Goal
Give only the count of lines containing "八里村委会".

Supplied data
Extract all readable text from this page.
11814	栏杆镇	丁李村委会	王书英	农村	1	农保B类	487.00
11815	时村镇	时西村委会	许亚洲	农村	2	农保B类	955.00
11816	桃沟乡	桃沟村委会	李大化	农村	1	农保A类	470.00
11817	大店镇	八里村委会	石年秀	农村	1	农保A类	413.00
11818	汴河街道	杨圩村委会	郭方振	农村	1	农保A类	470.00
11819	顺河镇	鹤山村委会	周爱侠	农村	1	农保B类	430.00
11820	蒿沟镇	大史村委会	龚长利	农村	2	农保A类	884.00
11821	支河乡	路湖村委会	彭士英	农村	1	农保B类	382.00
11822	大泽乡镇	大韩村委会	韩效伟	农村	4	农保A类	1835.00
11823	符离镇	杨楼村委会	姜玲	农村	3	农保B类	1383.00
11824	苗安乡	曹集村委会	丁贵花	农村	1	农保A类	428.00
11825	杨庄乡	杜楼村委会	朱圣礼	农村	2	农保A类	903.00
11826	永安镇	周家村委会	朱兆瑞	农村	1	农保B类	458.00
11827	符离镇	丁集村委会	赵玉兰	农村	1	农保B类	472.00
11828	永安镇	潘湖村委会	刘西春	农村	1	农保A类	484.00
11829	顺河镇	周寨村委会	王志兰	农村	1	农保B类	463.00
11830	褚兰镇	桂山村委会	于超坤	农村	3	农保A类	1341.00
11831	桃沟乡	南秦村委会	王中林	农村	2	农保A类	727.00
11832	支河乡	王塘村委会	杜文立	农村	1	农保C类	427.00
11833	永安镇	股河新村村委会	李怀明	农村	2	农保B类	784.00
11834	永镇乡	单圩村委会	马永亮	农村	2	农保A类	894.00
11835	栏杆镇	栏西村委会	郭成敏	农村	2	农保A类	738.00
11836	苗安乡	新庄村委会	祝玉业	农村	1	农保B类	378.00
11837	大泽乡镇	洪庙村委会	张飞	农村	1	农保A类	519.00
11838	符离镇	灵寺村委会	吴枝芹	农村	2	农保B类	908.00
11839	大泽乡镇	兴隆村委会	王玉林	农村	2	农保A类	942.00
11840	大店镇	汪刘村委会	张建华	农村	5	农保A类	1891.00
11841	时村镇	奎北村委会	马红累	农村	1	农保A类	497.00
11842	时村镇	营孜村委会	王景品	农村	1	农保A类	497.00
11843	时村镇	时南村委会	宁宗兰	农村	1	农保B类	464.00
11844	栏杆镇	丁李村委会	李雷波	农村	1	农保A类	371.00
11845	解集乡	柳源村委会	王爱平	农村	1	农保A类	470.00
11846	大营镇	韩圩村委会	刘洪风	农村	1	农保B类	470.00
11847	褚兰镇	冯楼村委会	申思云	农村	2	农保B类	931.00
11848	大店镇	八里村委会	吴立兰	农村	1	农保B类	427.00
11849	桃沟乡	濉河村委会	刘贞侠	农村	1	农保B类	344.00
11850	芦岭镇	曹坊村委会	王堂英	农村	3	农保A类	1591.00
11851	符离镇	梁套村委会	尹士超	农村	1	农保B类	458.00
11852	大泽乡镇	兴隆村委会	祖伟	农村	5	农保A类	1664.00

Response
2